[Task]
Write out the whole listing exactly as it stands.
---- Data provided
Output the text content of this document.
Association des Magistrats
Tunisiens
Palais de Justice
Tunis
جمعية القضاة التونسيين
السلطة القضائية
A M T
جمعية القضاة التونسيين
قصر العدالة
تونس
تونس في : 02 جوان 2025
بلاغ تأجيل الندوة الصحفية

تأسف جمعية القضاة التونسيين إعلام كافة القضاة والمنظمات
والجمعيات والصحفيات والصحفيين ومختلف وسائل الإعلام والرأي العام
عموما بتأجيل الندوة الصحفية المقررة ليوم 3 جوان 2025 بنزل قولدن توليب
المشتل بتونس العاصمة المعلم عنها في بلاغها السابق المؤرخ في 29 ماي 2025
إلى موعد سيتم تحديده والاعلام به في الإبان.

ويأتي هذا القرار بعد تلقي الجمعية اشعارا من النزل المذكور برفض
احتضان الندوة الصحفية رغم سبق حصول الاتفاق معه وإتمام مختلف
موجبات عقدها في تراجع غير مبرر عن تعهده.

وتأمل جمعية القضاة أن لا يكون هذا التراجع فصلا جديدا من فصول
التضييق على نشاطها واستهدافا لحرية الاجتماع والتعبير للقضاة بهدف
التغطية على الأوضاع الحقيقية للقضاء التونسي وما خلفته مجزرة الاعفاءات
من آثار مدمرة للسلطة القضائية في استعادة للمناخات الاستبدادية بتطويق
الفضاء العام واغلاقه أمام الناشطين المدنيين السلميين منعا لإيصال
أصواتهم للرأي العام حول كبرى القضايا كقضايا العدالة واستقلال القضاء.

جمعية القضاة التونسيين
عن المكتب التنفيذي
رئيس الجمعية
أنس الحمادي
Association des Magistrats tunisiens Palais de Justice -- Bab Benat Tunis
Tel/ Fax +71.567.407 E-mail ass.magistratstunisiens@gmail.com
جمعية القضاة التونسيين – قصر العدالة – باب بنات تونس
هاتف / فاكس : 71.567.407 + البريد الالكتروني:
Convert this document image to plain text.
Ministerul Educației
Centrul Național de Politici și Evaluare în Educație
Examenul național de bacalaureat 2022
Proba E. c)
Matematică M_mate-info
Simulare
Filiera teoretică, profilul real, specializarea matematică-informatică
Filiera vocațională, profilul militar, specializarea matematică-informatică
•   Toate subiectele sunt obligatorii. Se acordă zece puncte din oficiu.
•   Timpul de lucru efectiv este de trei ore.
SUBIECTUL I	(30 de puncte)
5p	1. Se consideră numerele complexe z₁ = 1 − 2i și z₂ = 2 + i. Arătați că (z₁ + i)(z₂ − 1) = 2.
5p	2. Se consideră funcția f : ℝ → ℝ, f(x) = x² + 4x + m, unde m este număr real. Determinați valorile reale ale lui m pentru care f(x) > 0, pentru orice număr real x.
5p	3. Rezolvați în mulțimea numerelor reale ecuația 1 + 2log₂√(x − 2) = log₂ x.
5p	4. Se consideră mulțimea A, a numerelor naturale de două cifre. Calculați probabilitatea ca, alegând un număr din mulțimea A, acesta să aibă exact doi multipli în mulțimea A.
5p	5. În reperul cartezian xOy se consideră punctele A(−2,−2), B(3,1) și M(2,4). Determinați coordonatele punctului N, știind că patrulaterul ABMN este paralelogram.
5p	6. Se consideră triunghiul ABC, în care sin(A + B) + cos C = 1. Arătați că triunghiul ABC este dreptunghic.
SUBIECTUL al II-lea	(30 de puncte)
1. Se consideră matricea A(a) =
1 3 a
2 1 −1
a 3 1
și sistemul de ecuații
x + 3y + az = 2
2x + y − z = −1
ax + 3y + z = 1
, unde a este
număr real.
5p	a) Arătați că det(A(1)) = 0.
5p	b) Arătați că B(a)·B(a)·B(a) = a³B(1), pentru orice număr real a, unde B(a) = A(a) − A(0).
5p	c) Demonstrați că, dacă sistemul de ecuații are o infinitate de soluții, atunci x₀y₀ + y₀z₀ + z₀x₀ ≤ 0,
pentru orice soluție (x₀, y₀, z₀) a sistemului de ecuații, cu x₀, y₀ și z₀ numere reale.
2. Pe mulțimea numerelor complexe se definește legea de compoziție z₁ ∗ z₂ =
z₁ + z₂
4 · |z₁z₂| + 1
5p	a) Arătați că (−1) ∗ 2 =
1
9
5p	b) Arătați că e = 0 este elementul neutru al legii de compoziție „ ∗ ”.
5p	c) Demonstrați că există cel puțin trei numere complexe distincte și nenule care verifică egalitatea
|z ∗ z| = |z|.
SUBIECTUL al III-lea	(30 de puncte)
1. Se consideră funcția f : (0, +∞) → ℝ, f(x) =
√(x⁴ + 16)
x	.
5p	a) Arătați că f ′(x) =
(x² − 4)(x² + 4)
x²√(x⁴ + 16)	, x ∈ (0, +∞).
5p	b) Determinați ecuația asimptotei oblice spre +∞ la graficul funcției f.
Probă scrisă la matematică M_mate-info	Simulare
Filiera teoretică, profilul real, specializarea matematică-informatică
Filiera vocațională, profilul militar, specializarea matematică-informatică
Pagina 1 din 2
--------
[Response to this exercise]
Output the text content of this document.
Association des Magistrats
Tunisiens
Palais de Justice
Tunis
جمعية القضاة التونسيين
السلطة القضائية
A M T
جمعية القضاة التونسيين
قصر العدالة
تونس
تونس في : 02 جوان 2025
بلاغ تأجيل الندوة الصحفية

تأسف جمعية القضاة التونسيين إعلام كافة القضاة والمنظمات
والجمعيات والصحفيات والصحفيين ومختلف وسائل الإعلام والرأي العام
عموما بتأجيل الندوة الصحفية المقررة ليوم 3 جوان 2025 بنزل قولدن توليب
المشتل بتونس العاصمة المعلم عنها في بلاغها السابق المؤرخ في 29 ماي 2025
إلى موعد سيتم تحديده والاعلام به في الإبان.

ويأتي هذا القرار بعد تلقي الجمعية اشعارا من النزل المذكور برفض
احتضان الندوة الصحفية رغم سبق حصول الاتفاق معه وإتمام مختلف
موجبات عقدها في تراجع غير مبرر عن تعهده.

وتأمل جمعية القضاة أن لا يكون هذا التراجع فصلا جديدا من فصول
التضييق على نشاطها واستهدافا لحرية الاجتماع والتعبير للقضاة بهدف
التغطية على الأوضاع الحقيقية للقضاء التونسي وما خلفته مجزرة الاعفاءات
من آثار مدمرة للسلطة القضائية في استعادة للمناخات الاستبدادية بتطويق
الفضاء العام واغلاقه أمام الناشطين المدنيين السلميين منعا لإيصال
أصواتهم للرأي العام حول كبرى القضايا كقضايا العدالة واستقلال القضاء.

جمعية القضاة التونسيين
عن المكتب التنفيذي
رئيس الجمعية
أنس الحمادي
Association des Magistrats tunisiens Palais de Justice -- Bab Benat Tunis
Tel/ Fax +71.567.407 E-mail ass.magistratstunisiens@gmail.com
جمعية القضاة التونسيين – قصر العدالة – باب بنات تونس
هاتف / فاكس : 71.567.407 + البريد الالكتروني:
Convert this document image to plain text.
Ministerul Educației
Centrul Național de Politici și Evaluare în Educație
Examenul național de bacalaureat 2022
Proba E. c)
Matematică M_mate-info
Simulare
Filiera teoretică, profilul real, specializarea matematică-informatică
Filiera vocațională, profilul militar, specializarea matematică-informatică
•   Toate subiectele sunt obligatorii. Se acordă zece puncte din oficiu.
•   Timpul de lucru efectiv este de trei ore.
SUBIECTUL I	(30 de puncte)
5p	1. Se consideră numerele complexe z₁ = 1 − 2i și z₂ = 2 + i. Arătați că (z₁ + i)(z₂ − 1) = 2.
5p	2. Se consideră funcția f : ℝ → ℝ, f(x) = x² + 4x + m, unde m este număr real. Determinați valorile reale ale lui m pentru care f(x) > 0, pentru orice număr real x.
5p	3. Rezolvați în mulțimea numerelor reale ecuația 1 + 2log₂√(x − 2) = log₂ x.
5p	4. Se consideră mulțimea A, a numerelor naturale de două cifre. Calculați probabilitatea ca, alegând un număr din mulțimea A, acesta să aibă exact doi multipli în mulțimea A.
5p	5. În reperul cartezian xOy se consideră punctele A(−2,−2), B(3,1) și M(2,4). Determinați coordonatele punctului N, știind că patrulaterul ABMN este paralelogram.
5p	6. Se consideră triunghiul ABC, în care sin(A + B) + cos C = 1. Arătați că triunghiul ABC este dreptunghic.
SUBIECTUL al II-lea	(30 de puncte)
1. Se consideră matricea A(a) =
1 3 a
2 1 −1
a 3 1
și sistemul de ecuații
x + 3y + az = 2
2x + y − z = −1
ax + 3y + z = 1
, unde a este
număr real.
5p	a) Arătați că det(A(1)) = 0.
5p	b) Arătați că B(a)·B(a)·B(a) = a³B(1), pentru orice număr real a, unde B(a) = A(a) − A(0).
5p	c) Demonstrați că, dacă sistemul de ecuații are o infinitate de soluții, atunci x₀y₀ + y₀z₀ + z₀x₀ ≤ 0,
pentru orice soluție (x₀, y₀, z₀) a sistemului de ecuații, cu x₀, y₀ și z₀ numere reale.
2. Pe mulțimea numerelor complexe se definește legea de compoziție z₁ ∗ z₂ =
z₁ + z₂
4 · |z₁z₂| + 1
5p	a) Arătați că (−1) ∗ 2 =
1
9
5p	b) Arătați că e = 0 este elementul neutru al legii de compoziție „ ∗ ”.
5p	c) Demonstrați că există cel puțin trei numere complexe distincte și nenule care verifică egalitatea
|z ∗ z| = |z|.
SUBIECTUL al III-lea	(30 de puncte)
1. Se consideră funcția f : (0, +∞) → ℝ, f(x) =
√(x⁴ + 16)
x	.
5p	a) Arătați că f ′(x) =
(x² − 4)(x² + 4)
x²√(x⁴ + 16)	, x ∈ (0, +∞).
5p	b) Determinați ecuația asimptotei oblice spre +∞ la graficul funcției f.
Probă scrisă la matematică M_mate-info	Simulare
Filiera teoretică, profilul real, specializarea matematică-informatică
Filiera vocațională, profilul militar, specializarea matematică-informatică
Pagina 1 din 2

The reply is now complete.